■ Set task ■
Search the data below for "ساعت"; list each line that holds it.

■ Provided data ■
===============
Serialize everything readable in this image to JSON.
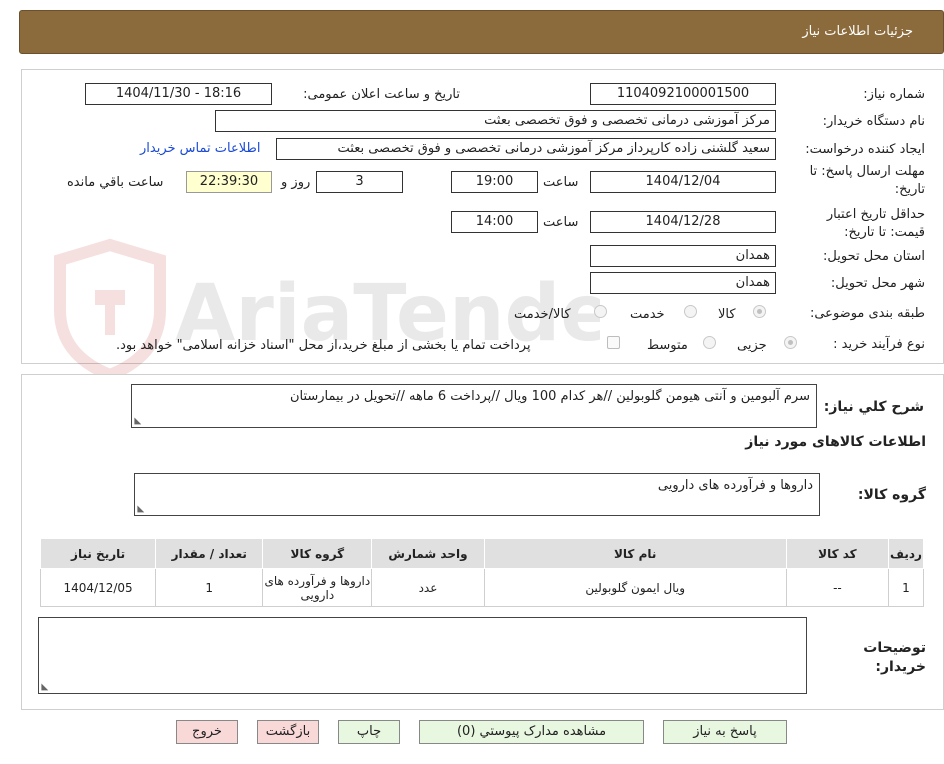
{
  "header": {
    "title": "جزئیات اطلاعات نیاز"
  },
  "form": {
    "need_number_label": "شماره نیاز:",
    "need_number": "1104092100001500",
    "announce_label": "تاریخ و ساعت اعلان عمومی:",
    "announce_value": "1404/11/30 - 18:16",
    "buyer_org_label": "نام دستگاه خریدار:",
    "buyer_org": "مرکز آموزشی درمانی تخصصی و فوق تخصصی بعثت",
    "requester_label": "ایجاد کننده درخواست:",
    "requester": "سعید گلشنی زاده کارپرداز مرکز آموزشی درمانی تخصصی و فوق تخصصی بعثت",
    "contact_link": "اطلاعات تماس خریدار",
    "deadline_label_1": "مهلت ارسال پاسخ: تا",
    "deadline_label_2": "تاریخ:",
    "deadline_date": "1404/12/04",
    "time_label": "ساعت",
    "deadline_time": "19:00",
    "days_value": "3",
    "days_label": "روز و",
    "remaining_time": "22:39:30",
    "remaining_label": "ساعت باقي مانده",
    "validity_label_1": "حداقل تاریخ اعتبار",
    "validity_label_2": "قیمت: تا تاریخ:",
    "validity_date": "1404/12/28",
    "validity_time_label": "ساعت",
    "validity_time": "14:00",
    "province_label": "استان محل تحویل:",
    "province": "همدان",
    "city_label": "شهر محل تحویل:",
    "city": "همدان",
    "category_label": "طبقه بندی موضوعی:",
    "category_options": [
      "کالا",
      "خدمت",
      "کالا/خدمت"
    ],
    "process_label": "نوع فرآیند خرید :",
    "process_options": [
      "جزیی",
      "متوسط"
    ],
    "payment_note": "پرداخت تمام یا بخشی از مبلغ خرید،از محل \"اسناد خزانه اسلامی\" خواهد بود."
  },
  "details": {
    "summary_label": "شرح کلي نیاز:",
    "summary": "سرم آلبومین و آنتی هیومن گلوبولین //هر کدام 100 ویال   //پرداخت 6 ماهه //تحویل در بیمارستان",
    "goods_section": "اطلاعات کالاهای مورد نیاز",
    "goods_group_label": "گروه کالا:",
    "goods_group": "داروها و فرآورده های دارویی",
    "table": {
      "headers": [
        "ردیف",
        "کد کالا",
        "نام کالا",
        "واحد شمارش",
        "گروه کالا",
        "تعداد / مقدار",
        "تاریخ نیاز"
      ],
      "rows": [
        [
          "1",
          "--",
          "ویال ایمون گلوبولین",
          "عدد",
          "داروها و فرآورده های دارویی",
          "1",
          "1404/12/05"
        ]
      ]
    },
    "buyer_notes_label_1": "توضیحات",
    "buyer_notes_label_2": "خریدار:"
  },
  "buttons": {
    "reply": "پاسخ به نیاز",
    "attachments": "مشاهده مدارک پیوستي (0)",
    "print": "چاپ",
    "back": "بازگشت",
    "exit": "خروج"
  },
  "watermark": {
    "text": "AriaTender.neT"
  }
}
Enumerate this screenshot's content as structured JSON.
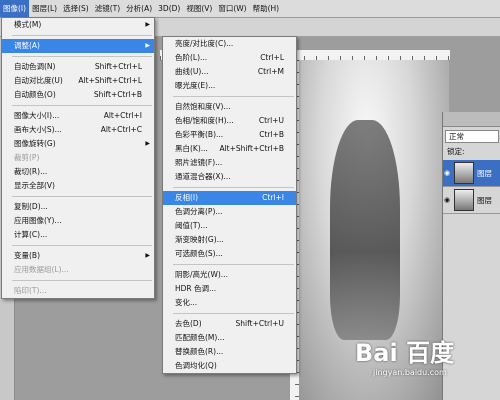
{
  "menubar": {
    "items": [
      "图像(I)",
      "图层(L)",
      "选择(S)",
      "滤镜(T)",
      "分析(A)",
      "3D(D)",
      "视图(V)",
      "窗口(W)",
      "帮助(H)"
    ]
  },
  "image_menu": {
    "items": [
      {
        "label": "模式(M)",
        "shortcut": "",
        "submenu": true
      },
      {
        "sep": true
      },
      {
        "label": "调整(A)",
        "shortcut": "",
        "submenu": true,
        "highlighted": true
      },
      {
        "sep": true
      },
      {
        "label": "自动色调(N)",
        "shortcut": "Shift+Ctrl+L"
      },
      {
        "label": "自动对比度(U)",
        "shortcut": "Alt+Shift+Ctrl+L"
      },
      {
        "label": "自动颜色(O)",
        "shortcut": "Shift+Ctrl+B"
      },
      {
        "sep": true
      },
      {
        "label": "图像大小(I)...",
        "shortcut": "Alt+Ctrl+I"
      },
      {
        "label": "画布大小(S)...",
        "shortcut": "Alt+Ctrl+C"
      },
      {
        "label": "图像旋转(G)",
        "shortcut": "",
        "submenu": true
      },
      {
        "label": "裁剪(P)",
        "shortcut": "",
        "disabled": true
      },
      {
        "label": "裁切(R)...",
        "shortcut": ""
      },
      {
        "label": "显示全部(V)",
        "shortcut": ""
      },
      {
        "sep": true
      },
      {
        "label": "复制(D)...",
        "shortcut": ""
      },
      {
        "label": "应用图像(Y)...",
        "shortcut": ""
      },
      {
        "label": "计算(C)...",
        "shortcut": ""
      },
      {
        "sep": true
      },
      {
        "label": "变量(B)",
        "shortcut": "",
        "submenu": true
      },
      {
        "label": "应用数据组(L)...",
        "shortcut": "",
        "disabled": true
      },
      {
        "sep": true
      },
      {
        "label": "陷印(T)...",
        "shortcut": "",
        "disabled": true
      }
    ]
  },
  "adjust_menu": {
    "items": [
      {
        "label": "亮度/对比度(C)...",
        "shortcut": ""
      },
      {
        "label": "色阶(L)...",
        "shortcut": "Ctrl+L"
      },
      {
        "label": "曲线(U)...",
        "shortcut": "Ctrl+M"
      },
      {
        "label": "曝光度(E)...",
        "shortcut": ""
      },
      {
        "sep": true
      },
      {
        "label": "自然饱和度(V)...",
        "shortcut": ""
      },
      {
        "label": "色相/饱和度(H)...",
        "shortcut": "Ctrl+U"
      },
      {
        "label": "色彩平衡(B)...",
        "shortcut": "Ctrl+B"
      },
      {
        "label": "黑白(K)...",
        "shortcut": "Alt+Shift+Ctrl+B"
      },
      {
        "label": "照片滤镜(F)...",
        "shortcut": ""
      },
      {
        "label": "通道混合器(X)...",
        "shortcut": ""
      },
      {
        "sep": true
      },
      {
        "label": "反相(I)",
        "shortcut": "Ctrl+I",
        "highlighted": true
      },
      {
        "label": "色调分离(P)...",
        "shortcut": ""
      },
      {
        "label": "阈值(T)...",
        "shortcut": ""
      },
      {
        "label": "渐变映射(G)...",
        "shortcut": ""
      },
      {
        "label": "可选颜色(S)...",
        "shortcut": ""
      },
      {
        "sep": true
      },
      {
        "label": "阴影/高光(W)...",
        "shortcut": ""
      },
      {
        "label": "HDR 色调...",
        "shortcut": ""
      },
      {
        "label": "变化...",
        "shortcut": ""
      },
      {
        "sep": true
      },
      {
        "label": "去色(D)",
        "shortcut": "Shift+Ctrl+U"
      },
      {
        "label": "匹配颜色(M)...",
        "shortcut": ""
      },
      {
        "label": "替换颜色(R)...",
        "shortcut": ""
      },
      {
        "label": "色调均化(Q)",
        "shortcut": ""
      }
    ]
  },
  "layers_panel": {
    "blend_mode": "正常",
    "lock_label": "锁定:",
    "layers": [
      {
        "name": "图层",
        "selected": true
      },
      {
        "name": "图层",
        "selected": false
      }
    ]
  },
  "watermark": {
    "logo": "Bai 百度",
    "url": "jingyan.baidu.com"
  },
  "colors": {
    "highlight": "#3a86e6",
    "menubar_active": "#3b6fc4"
  }
}
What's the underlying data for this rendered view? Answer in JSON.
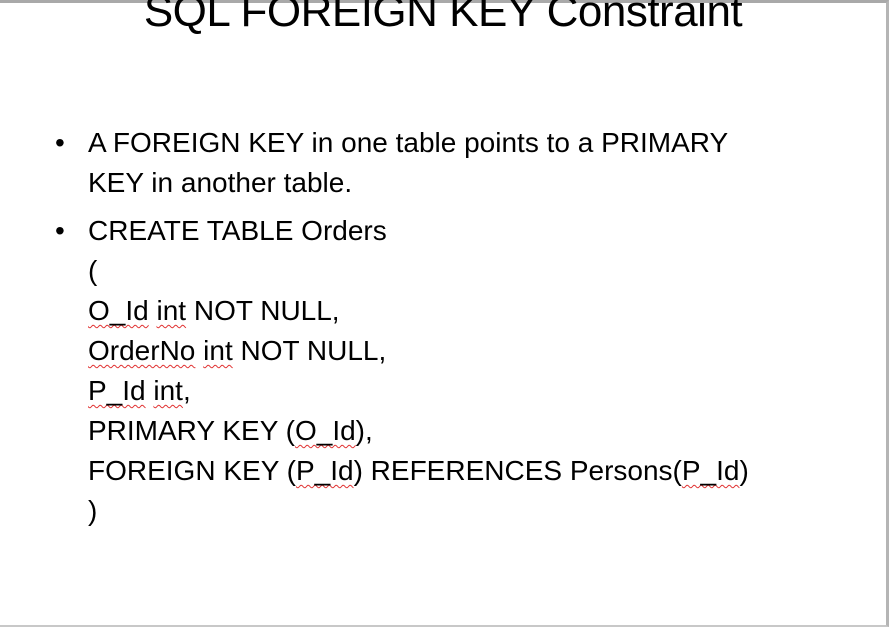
{
  "slide": {
    "title": "SQL FOREIGN KEY Constraint",
    "bullet_char": "•",
    "bullet1": {
      "lines": [
        "A FOREIGN KEY in one table points to a PRIMARY",
        "KEY in another table."
      ]
    },
    "bullet2": {
      "lines": [
        [
          {
            "t": "CREATE TABLE Orders"
          }
        ],
        [
          {
            "t": "("
          }
        ],
        [
          {
            "t": "O_Id",
            "sq": true
          },
          {
            "t": " "
          },
          {
            "t": "int",
            "sq": true
          },
          {
            "t": " NOT NULL,"
          }
        ],
        [
          {
            "t": "OrderNo",
            "sq": true
          },
          {
            "t": " "
          },
          {
            "t": "int",
            "sq": true
          },
          {
            "t": " NOT NULL,"
          }
        ],
        [
          {
            "t": "P_Id",
            "sq": true
          },
          {
            "t": " "
          },
          {
            "t": "int",
            "sq": true
          },
          {
            "t": ","
          }
        ],
        [
          {
            "t": "PRIMARY KEY ("
          },
          {
            "t": "O_Id",
            "sq": true
          },
          {
            "t": "),"
          }
        ],
        [
          {
            "t": "FOREIGN KEY ("
          },
          {
            "t": "P_Id",
            "sq": true
          },
          {
            "t": ") REFERENCES Persons("
          },
          {
            "t": "P_Id",
            "sq": true
          },
          {
            "t": ")"
          }
        ],
        [
          {
            "t": ")"
          }
        ]
      ]
    }
  }
}
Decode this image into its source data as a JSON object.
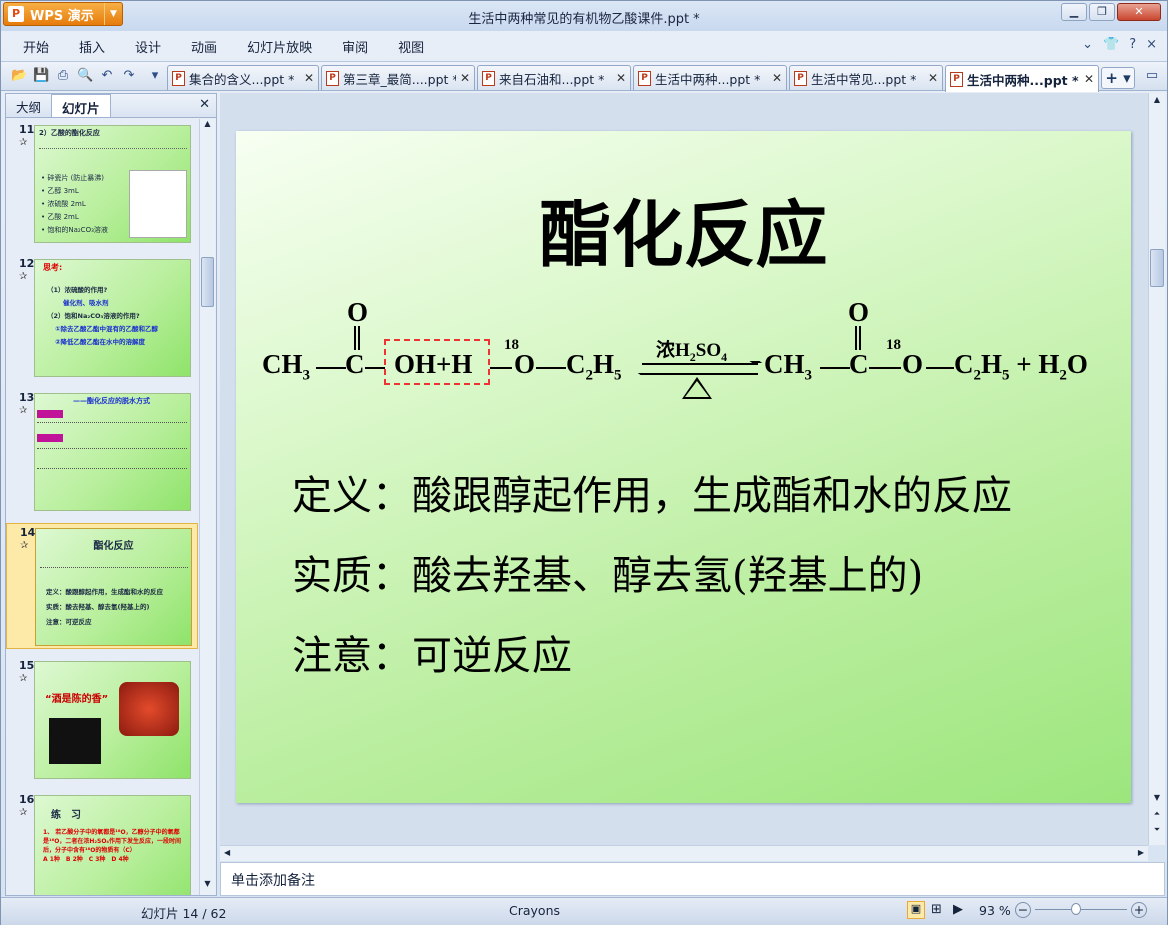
===============
■ Correct answer ■
    "announce_label": "تاریخ و ساعت اعلان عمومی:",
    "time_label": "ساعت",
    "remaining_label": "ساعت باقي مانده",
    "validity_time_label": "ساعت",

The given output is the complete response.